[What is asked]:
Extract all data as written.

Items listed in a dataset
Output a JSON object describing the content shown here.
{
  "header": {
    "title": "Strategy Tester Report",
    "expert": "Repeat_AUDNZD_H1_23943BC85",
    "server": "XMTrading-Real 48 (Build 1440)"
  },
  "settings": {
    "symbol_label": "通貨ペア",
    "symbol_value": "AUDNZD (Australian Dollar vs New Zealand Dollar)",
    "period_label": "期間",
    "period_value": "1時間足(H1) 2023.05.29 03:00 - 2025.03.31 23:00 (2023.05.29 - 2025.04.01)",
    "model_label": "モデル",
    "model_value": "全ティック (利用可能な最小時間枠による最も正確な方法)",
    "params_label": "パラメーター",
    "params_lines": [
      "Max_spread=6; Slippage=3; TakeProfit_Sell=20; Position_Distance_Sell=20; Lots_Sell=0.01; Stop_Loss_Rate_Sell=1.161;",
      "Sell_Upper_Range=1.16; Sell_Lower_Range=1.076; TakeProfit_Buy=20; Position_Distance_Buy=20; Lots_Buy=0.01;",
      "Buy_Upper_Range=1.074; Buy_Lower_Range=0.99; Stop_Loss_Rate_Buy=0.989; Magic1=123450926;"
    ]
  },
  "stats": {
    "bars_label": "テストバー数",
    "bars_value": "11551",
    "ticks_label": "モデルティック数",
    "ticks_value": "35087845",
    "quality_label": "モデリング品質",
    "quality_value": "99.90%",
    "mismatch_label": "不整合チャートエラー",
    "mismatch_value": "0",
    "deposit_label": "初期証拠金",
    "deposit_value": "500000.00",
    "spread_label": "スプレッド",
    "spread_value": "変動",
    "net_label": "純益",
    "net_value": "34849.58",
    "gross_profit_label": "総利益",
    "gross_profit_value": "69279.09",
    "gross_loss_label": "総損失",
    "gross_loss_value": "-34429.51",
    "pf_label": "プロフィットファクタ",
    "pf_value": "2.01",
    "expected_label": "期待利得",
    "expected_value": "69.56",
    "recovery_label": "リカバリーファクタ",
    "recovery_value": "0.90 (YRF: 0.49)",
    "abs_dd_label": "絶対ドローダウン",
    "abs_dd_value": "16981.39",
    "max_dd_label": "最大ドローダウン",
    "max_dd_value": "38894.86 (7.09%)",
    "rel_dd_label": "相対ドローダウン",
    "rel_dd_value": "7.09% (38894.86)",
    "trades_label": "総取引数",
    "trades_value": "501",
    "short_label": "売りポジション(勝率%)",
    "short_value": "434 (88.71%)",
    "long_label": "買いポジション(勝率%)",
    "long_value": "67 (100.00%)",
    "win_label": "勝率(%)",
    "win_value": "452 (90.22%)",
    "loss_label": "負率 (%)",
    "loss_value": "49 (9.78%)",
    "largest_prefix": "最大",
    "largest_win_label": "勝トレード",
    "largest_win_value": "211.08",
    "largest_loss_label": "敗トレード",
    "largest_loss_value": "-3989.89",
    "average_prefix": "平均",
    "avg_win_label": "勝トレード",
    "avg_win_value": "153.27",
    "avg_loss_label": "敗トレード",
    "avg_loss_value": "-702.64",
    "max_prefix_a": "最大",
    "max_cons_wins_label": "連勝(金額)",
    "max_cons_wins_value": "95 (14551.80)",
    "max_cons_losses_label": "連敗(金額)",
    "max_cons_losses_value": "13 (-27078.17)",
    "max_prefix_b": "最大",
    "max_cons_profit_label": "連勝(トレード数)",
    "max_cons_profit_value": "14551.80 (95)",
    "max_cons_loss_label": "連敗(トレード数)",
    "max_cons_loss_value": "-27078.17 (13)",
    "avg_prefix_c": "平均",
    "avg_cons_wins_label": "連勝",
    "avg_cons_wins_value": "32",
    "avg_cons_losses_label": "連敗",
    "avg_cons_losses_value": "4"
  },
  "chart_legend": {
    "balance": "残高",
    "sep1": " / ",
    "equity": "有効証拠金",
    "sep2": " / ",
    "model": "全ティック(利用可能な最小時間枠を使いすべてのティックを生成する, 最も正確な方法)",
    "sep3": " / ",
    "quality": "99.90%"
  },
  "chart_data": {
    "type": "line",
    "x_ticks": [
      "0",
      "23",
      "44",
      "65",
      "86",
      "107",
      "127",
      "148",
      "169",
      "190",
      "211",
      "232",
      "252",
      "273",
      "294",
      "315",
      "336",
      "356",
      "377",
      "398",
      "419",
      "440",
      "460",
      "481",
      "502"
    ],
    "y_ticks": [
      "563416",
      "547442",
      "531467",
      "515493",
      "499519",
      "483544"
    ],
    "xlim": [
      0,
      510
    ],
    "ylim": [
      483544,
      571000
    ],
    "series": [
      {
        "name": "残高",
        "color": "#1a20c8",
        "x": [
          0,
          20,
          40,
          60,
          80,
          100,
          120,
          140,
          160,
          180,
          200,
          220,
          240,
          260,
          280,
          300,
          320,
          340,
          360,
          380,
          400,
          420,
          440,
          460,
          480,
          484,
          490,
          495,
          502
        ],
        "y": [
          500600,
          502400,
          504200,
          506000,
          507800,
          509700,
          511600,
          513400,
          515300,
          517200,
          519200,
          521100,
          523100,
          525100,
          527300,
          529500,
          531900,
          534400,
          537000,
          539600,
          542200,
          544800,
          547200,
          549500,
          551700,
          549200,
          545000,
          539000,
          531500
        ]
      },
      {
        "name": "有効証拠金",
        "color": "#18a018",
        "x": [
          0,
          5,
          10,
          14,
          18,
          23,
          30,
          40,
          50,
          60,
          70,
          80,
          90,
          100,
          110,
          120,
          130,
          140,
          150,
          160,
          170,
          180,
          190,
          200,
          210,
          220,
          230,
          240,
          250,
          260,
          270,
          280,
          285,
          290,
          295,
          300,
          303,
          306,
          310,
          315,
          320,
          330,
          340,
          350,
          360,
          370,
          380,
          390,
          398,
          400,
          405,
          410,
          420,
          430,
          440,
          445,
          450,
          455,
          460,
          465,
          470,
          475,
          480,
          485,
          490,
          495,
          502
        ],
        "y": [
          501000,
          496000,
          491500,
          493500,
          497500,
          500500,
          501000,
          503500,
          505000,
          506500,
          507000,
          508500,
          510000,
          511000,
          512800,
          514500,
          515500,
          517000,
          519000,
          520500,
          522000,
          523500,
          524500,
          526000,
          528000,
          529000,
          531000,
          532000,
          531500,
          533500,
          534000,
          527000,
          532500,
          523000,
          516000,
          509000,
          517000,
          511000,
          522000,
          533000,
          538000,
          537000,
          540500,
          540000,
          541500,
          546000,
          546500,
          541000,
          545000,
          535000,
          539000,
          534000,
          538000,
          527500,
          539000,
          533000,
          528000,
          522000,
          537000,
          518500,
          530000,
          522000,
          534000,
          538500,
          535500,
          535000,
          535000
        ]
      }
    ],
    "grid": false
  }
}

[Answer to this exercise]:
Output a JSON object describing the content shown here.
{
  "header": {
    "title": "Strategy Tester Report",
    "expert": "Repeat_AUDNZD_H1_23943BC85",
    "server": "XMTrading-Real 48 (Build 1440)"
  },
  "settings": {
    "symbol_label": "通貨ペア",
    "symbol_value": "AUDNZD (Australian Dollar vs New Zealand Dollar)",
    "period_label": "期間",
    "period_value": "1時間足(H1) 2023.05.29 03:00 - 2025.03.31 23:00 (2023.05.29 - 2025.04.01)",
    "model_label": "モデル",
    "model_value": "全ティック (利用可能な最小時間枠による最も正確な方法)",
    "params_label": "パラメーター",
    "params_lines": [
      "Max_spread=6; Slippage=3; TakeProfit_Sell=20; Position_Distance_Sell=20; Lots_Sell=0.01; Stop_Loss_Rate_Sell=1.161;",
      "Sell_Upper_Range=1.16; Sell_Lower_Range=1.076; TakeProfit_Buy=20; Position_Distance_Buy=20; Lots_Buy=0.01;",
      "Buy_Upper_Range=1.074; Buy_Lower_Range=0.99; Stop_Loss_Rate_Buy=0.989; Magic1=123450926;"
    ]
  },
  "stats": {
    "bars_label": "テストバー数",
    "bars_value": "11551",
    "ticks_label": "モデルティック数",
    "ticks_value": "35087845",
    "quality_label": "モデリング品質",
    "quality_value": "99.90%",
    "mismatch_label": "不整合チャートエラー",
    "mismatch_value": "0",
    "deposit_label": "初期証拠金",
    "deposit_value": "500000.00",
    "spread_label": "スプレッド",
    "spread_value": "変動",
    "net_label": "純益",
    "net_value": "34849.58",
    "gross_profit_label": "総利益",
    "gross_profit_value": "69279.09",
    "gross_loss_label": "総損失",
    "gross_loss_value": "-34429.51",
    "pf_label": "プロフィットファクタ",
    "pf_value": "2.01",
    "expected_label": "期待利得",
    "expected_value": "69.56",
    "recovery_label": "リカバリーファクタ",
    "recovery_value": "0.90 (YRF: 0.49)",
    "abs_dd_label": "絶対ドローダウン",
    "abs_dd_value": "16981.39",
    "max_dd_label": "最大ドローダウン",
    "max_dd_value": "38894.86 (7.09%)",
    "rel_dd_label": "相対ドローダウン",
    "rel_dd_value": "7.09% (38894.86)",
    "trades_label": "総取引数",
    "trades_value": "501",
    "short_label": "売りポジション(勝率%)",
    "short_value": "434 (88.71%)",
    "long_label": "買いポジション(勝率%)",
    "long_value": "67 (100.00%)",
    "win_label": "勝率(%)",
    "win_value": "452 (90.22%)",
    "loss_label": "負率 (%)",
    "loss_value": "49 (9.78%)",
    "largest_prefix": "最大",
    "largest_win_label": "勝トレード",
    "largest_win_value": "211.08",
    "largest_loss_label": "敗トレード",
    "largest_loss_value": "-3989.89",
    "average_prefix": "平均",
    "avg_win_label": "勝トレード",
    "avg_win_value": "153.27",
    "avg_loss_label": "敗トレード",
    "avg_loss_value": "-702.64",
    "max_prefix_a": "最大",
    "max_cons_wins_label": "連勝(金額)",
    "max_cons_wins_value": "95 (14551.80)",
    "max_cons_losses_label": "連敗(金額)",
    "max_cons_losses_value": "13 (-27078.17)",
    "max_prefix_b": "最大",
    "max_cons_profit_label": "連勝(トレード数)",
    "max_cons_profit_value": "14551.80 (95)",
    "max_cons_loss_label": "連敗(トレード数)",
    "max_cons_loss_value": "-27078.17 (13)",
    "avg_prefix_c": "平均",
    "avg_cons_wins_label": "連勝",
    "avg_cons_wins_value": "32",
    "avg_cons_losses_label": "連敗",
    "avg_cons_losses_value": "4"
  },
  "chart_legend": {
    "balance": "残高",
    "sep1": " / ",
    "equity": "有効証拠金",
    "sep2": " / ",
    "model": "全ティック(利用可能な最小時間枠を使いすべてのティックを生成する, 最も正確な方法)",
    "sep3": " / ",
    "quality": "99.90%"
  },
  "chart_data": {
    "type": "line",
    "x_ticks": [
      "0",
      "23",
      "44",
      "65",
      "86",
      "107",
      "127",
      "148",
      "169",
      "190",
      "211",
      "232",
      "252",
      "273",
      "294",
      "315",
      "336",
      "356",
      "377",
      "398",
      "419",
      "440",
      "460",
      "481",
      "502"
    ],
    "y_ticks": [
      "563416",
      "547442",
      "531467",
      "515493",
      "499519",
      "483544"
    ],
    "xlim": [
      0,
      510
    ],
    "ylim": [
      483544,
      571000
    ],
    "series": [
      {
        "name": "残高",
        "color": "#1a20c8",
        "x": [
          0,
          20,
          40,
          60,
          80,
          100,
          120,
          140,
          160,
          180,
          200,
          220,
          240,
          260,
          280,
          300,
          320,
          340,
          360,
          380,
          400,
          420,
          440,
          460,
          480,
          484,
          490,
          495,
          502
        ],
        "y": [
          500600,
          502400,
          504200,
          506000,
          507800,
          509700,
          511600,
          513400,
          515300,
          517200,
          519200,
          521100,
          523100,
          525100,
          527300,
          529500,
          531900,
          534400,
          537000,
          539600,
          542200,
          544800,
          547200,
          549500,
          551700,
          549200,
          545000,
          539000,
          531500
        ]
      },
      {
        "name": "有効証拠金",
        "color": "#18a018",
        "x": [
          0,
          5,
          10,
          14,
          18,
          23,
          30,
          40,
          50,
          60,
          70,
          80,
          90,
          100,
          110,
          120,
          130,
          140,
          150,
          160,
          170,
          180,
          190,
          200,
          210,
          220,
          230,
          240,
          250,
          260,
          270,
          280,
          285,
          290,
          295,
          300,
          303,
          306,
          310,
          315,
          320,
          330,
          340,
          350,
          360,
          370,
          380,
          390,
          398,
          400,
          405,
          410,
          420,
          430,
          440,
          445,
          450,
          455,
          460,
          465,
          470,
          475,
          480,
          485,
          490,
          495,
          502
        ],
        "y": [
          501000,
          496000,
          491500,
          493500,
          497500,
          500500,
          501000,
          503500,
          505000,
          506500,
          507000,
          508500,
          510000,
          511000,
          512800,
          514500,
          515500,
          517000,
          519000,
          520500,
          522000,
          523500,
          524500,
          526000,
          528000,
          529000,
          531000,
          532000,
          531500,
          533500,
          534000,
          527000,
          532500,
          523000,
          516000,
          509000,
          517000,
          511000,
          522000,
          533000,
          538000,
          537000,
          540500,
          540000,
          541500,
          546000,
          546500,
          541000,
          545000,
          535000,
          539000,
          534000,
          538000,
          527500,
          539000,
          533000,
          528000,
          522000,
          537000,
          518500,
          530000,
          522000,
          534000,
          538500,
          535500,
          535000,
          535000
        ]
      }
    ],
    "grid": false
  }
}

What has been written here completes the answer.